Source data:
§ §

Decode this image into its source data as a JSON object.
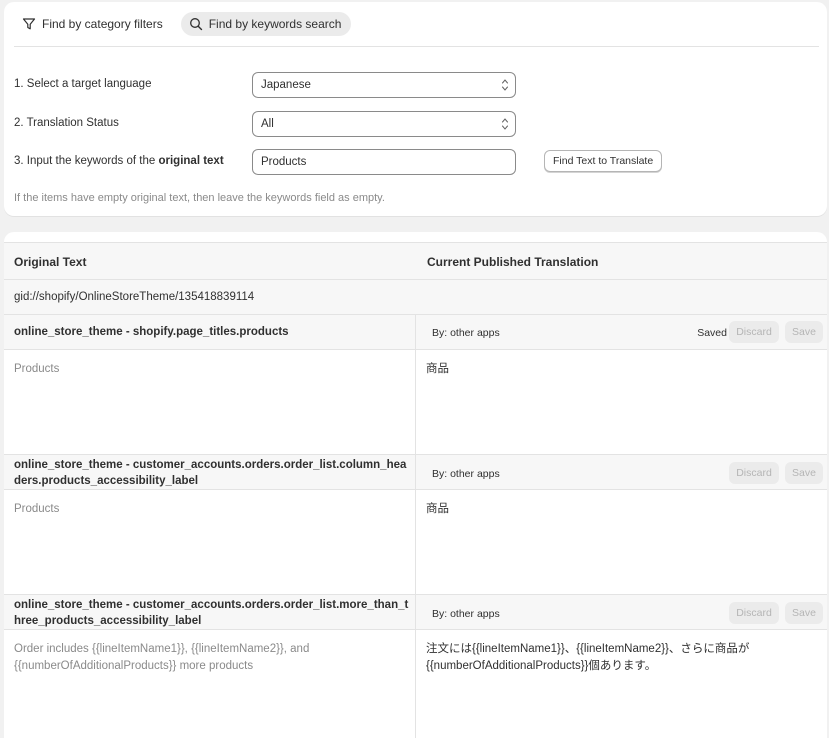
{
  "tabs": {
    "category_label": "Find by category filters",
    "keywords_label": "Find by keywords search"
  },
  "form": {
    "language_label": "1. Select a target language",
    "language_value": "Japanese",
    "status_label": "2. Translation Status",
    "status_value": "All",
    "keywords_label_prefix": "3. Input the keywords of the ",
    "keywords_label_bold": "original text",
    "keywords_value": "Products",
    "find_button": "Find Text to Translate",
    "hint": "If the items have empty original text, then leave the keywords field as empty."
  },
  "table": {
    "col_original": "Original Text",
    "col_translation": "Current Published Translation",
    "gid": "gid://shopify/OnlineStoreTheme/135418839114",
    "rows": [
      {
        "key": "online_store_theme - shopify.page_titles.products",
        "by": "By: other apps",
        "status": "Saved",
        "discard": "Discard",
        "save": "Save",
        "original": "Products",
        "translation": "商品"
      },
      {
        "key": "online_store_theme - customer_accounts.orders.order_list.column_headers.products_accessibility_label",
        "by": "By: other apps",
        "status": "",
        "discard": "Discard",
        "save": "Save",
        "original": "Products",
        "translation": "商品"
      },
      {
        "key": "online_store_theme - customer_accounts.orders.order_list.more_than_three_products_accessibility_label",
        "by": "By: other apps",
        "status": "",
        "discard": "Discard",
        "save": "Save",
        "original": "Order includes {{lineItemName1}}, {{lineItemName2}}, and {{numberOfAdditionalProducts}} more products",
        "translation": "注文には{{lineItemName1}}、{{lineItemName2}}、さらに商品が{{numberOfAdditionalProducts}}個あります。"
      }
    ]
  },
  "colors": {
    "background": "#f1f1f1",
    "card": "#ffffff",
    "muted_text": "#8a8a8a",
    "disabled_button": "#ebebeb"
  }
}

§ §

Directions: Repeat the material exactly as it reads, without any of its pictures.

Response to the task:
Decode this image into its source data as a JSON object.
{
  "tabs": {
    "category_label": "Find by category filters",
    "keywords_label": "Find by keywords search"
  },
  "form": {
    "language_label": "1. Select a target language",
    "language_value": "Japanese",
    "status_label": "2. Translation Status",
    "status_value": "All",
    "keywords_label_prefix": "3. Input the keywords of the ",
    "keywords_label_bold": "original text",
    "keywords_value": "Products",
    "find_button": "Find Text to Translate",
    "hint": "If the items have empty original text, then leave the keywords field as empty."
  },
  "table": {
    "col_original": "Original Text",
    "col_translation": "Current Published Translation",
    "gid": "gid://shopify/OnlineStoreTheme/135418839114",
    "rows": [
      {
        "key": "online_store_theme - shopify.page_titles.products",
        "by": "By: other apps",
        "status": "Saved",
        "discard": "Discard",
        "save": "Save",
        "original": "Products",
        "translation": "商品"
      },
      {
        "key": "online_store_theme - customer_accounts.orders.order_list.column_headers.products_accessibility_label",
        "by": "By: other apps",
        "status": "",
        "discard": "Discard",
        "save": "Save",
        "original": "Products",
        "translation": "商品"
      },
      {
        "key": "online_store_theme - customer_accounts.orders.order_list.more_than_three_products_accessibility_label",
        "by": "By: other apps",
        "status": "",
        "discard": "Discard",
        "save": "Save",
        "original": "Order includes {{lineItemName1}}, {{lineItemName2}}, and {{numberOfAdditionalProducts}} more products",
        "translation": "注文には{{lineItemName1}}、{{lineItemName2}}、さらに商品が{{numberOfAdditionalProducts}}個あります。"
      }
    ]
  },
  "colors": {
    "background": "#f1f1f1",
    "card": "#ffffff",
    "muted_text": "#8a8a8a",
    "disabled_button": "#ebebeb"
  }
}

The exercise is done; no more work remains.